Data items
· · · ·

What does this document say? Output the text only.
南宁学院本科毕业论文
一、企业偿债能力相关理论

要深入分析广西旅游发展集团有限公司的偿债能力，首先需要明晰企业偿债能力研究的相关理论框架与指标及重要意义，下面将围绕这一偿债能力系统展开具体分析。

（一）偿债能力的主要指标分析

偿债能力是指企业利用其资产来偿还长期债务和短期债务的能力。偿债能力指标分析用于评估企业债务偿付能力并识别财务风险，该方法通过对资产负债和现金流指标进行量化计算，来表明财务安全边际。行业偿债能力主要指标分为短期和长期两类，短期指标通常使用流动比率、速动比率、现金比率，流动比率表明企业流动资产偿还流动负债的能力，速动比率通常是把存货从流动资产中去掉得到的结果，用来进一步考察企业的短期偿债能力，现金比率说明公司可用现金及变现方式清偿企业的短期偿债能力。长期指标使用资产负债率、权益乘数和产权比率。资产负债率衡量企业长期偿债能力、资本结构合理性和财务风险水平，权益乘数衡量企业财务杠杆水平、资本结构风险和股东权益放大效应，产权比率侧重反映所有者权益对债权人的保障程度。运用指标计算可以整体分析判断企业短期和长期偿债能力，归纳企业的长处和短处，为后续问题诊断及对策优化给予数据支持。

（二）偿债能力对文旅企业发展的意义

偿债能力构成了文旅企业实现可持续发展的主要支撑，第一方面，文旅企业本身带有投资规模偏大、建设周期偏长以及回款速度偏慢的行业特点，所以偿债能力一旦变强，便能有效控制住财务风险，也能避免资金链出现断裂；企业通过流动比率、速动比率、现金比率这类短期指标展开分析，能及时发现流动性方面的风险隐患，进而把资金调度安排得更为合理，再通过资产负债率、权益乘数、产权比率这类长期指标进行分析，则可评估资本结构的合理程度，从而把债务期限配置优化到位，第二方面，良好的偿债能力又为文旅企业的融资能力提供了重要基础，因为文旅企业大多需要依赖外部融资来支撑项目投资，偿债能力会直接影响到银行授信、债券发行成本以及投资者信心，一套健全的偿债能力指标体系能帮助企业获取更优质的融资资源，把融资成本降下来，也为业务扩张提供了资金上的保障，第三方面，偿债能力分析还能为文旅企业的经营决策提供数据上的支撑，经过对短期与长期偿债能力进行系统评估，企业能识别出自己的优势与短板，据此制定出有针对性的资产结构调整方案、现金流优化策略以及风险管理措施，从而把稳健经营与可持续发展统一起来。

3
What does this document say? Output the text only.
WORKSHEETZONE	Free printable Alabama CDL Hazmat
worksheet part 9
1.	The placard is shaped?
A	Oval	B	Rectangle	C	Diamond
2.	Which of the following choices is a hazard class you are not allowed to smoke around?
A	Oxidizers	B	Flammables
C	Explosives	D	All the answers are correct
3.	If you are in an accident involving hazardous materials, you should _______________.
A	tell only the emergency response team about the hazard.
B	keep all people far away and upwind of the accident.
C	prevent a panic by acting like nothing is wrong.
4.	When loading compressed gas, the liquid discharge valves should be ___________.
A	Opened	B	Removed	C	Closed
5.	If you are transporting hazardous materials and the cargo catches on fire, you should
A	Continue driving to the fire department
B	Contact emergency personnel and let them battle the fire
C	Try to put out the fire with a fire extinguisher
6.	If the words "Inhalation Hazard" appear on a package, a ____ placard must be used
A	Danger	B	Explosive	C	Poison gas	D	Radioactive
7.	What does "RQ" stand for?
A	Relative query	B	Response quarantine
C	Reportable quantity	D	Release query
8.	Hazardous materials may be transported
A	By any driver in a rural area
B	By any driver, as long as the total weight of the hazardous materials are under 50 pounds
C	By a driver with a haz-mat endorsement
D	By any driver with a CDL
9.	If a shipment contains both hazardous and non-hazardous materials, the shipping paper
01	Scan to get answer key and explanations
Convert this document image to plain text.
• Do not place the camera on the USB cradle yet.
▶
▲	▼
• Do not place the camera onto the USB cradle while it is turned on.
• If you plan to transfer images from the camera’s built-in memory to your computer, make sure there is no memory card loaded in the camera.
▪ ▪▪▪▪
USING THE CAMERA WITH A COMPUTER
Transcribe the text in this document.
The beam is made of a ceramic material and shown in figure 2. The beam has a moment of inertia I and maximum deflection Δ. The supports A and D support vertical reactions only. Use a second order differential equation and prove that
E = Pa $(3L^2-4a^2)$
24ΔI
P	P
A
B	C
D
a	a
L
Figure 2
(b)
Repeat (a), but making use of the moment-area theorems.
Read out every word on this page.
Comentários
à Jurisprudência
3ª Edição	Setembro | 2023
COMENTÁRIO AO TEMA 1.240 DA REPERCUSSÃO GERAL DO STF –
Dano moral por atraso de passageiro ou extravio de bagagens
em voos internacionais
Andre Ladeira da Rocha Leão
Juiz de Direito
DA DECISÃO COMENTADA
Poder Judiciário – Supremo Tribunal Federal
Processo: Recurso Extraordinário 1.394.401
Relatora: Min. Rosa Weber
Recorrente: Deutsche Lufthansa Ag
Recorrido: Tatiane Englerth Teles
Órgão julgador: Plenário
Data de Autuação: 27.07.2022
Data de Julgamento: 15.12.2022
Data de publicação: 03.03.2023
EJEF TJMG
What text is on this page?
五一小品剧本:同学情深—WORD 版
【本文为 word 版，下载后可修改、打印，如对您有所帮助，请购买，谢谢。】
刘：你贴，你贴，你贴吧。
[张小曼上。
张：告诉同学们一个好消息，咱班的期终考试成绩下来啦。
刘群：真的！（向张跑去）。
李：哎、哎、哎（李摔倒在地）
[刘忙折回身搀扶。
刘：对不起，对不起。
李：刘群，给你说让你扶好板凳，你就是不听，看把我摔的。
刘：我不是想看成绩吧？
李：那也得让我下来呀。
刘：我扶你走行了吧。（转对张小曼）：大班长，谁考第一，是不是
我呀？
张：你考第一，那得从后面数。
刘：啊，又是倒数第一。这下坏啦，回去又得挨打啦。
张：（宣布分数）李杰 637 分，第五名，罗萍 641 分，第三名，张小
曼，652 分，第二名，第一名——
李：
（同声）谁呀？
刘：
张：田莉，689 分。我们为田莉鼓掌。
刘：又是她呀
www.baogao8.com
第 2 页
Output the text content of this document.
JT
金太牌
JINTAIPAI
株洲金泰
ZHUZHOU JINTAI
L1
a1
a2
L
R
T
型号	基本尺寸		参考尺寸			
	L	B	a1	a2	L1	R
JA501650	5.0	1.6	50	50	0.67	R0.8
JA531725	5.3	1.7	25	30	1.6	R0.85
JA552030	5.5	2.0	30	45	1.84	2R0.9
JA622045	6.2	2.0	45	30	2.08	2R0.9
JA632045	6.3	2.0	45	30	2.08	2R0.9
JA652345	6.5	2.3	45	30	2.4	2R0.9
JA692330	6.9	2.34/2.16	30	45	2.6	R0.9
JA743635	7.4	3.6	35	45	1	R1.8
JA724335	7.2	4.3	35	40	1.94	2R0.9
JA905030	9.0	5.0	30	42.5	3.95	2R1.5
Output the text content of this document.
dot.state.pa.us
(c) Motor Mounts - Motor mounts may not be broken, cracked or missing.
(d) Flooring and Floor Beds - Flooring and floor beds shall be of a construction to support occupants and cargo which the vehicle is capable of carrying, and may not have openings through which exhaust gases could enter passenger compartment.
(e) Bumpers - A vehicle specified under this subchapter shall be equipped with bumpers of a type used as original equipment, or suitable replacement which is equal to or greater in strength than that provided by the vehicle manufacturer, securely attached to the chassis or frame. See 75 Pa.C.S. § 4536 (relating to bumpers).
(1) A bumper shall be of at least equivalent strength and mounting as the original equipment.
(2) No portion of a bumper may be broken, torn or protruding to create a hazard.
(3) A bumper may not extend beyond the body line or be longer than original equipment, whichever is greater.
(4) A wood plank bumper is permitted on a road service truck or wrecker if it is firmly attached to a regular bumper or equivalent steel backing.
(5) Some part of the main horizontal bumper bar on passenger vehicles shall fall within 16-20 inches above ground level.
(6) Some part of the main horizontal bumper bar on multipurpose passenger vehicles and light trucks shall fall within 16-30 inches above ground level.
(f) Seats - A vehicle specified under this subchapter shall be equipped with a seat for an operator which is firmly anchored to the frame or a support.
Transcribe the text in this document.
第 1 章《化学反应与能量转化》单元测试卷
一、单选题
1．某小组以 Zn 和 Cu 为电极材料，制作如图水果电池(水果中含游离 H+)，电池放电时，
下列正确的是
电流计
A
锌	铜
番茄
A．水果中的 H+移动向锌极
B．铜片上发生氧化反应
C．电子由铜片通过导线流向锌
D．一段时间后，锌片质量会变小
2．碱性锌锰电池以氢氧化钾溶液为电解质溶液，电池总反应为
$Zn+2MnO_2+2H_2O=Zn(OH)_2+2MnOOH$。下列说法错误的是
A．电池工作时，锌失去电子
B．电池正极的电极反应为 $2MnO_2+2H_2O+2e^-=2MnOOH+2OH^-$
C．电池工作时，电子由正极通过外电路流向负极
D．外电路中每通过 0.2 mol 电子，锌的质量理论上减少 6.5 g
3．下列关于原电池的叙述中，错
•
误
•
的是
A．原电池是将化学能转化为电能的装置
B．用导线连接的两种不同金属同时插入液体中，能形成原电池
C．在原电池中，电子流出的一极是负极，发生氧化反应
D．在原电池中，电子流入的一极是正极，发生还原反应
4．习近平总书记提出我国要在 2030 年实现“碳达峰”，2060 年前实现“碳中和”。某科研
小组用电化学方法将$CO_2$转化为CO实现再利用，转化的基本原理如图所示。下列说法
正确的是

· · · ·

**Goal:** Report how many lines of the listing hold the word "emergency", with nothing but the number.

**Solution for this task:** 2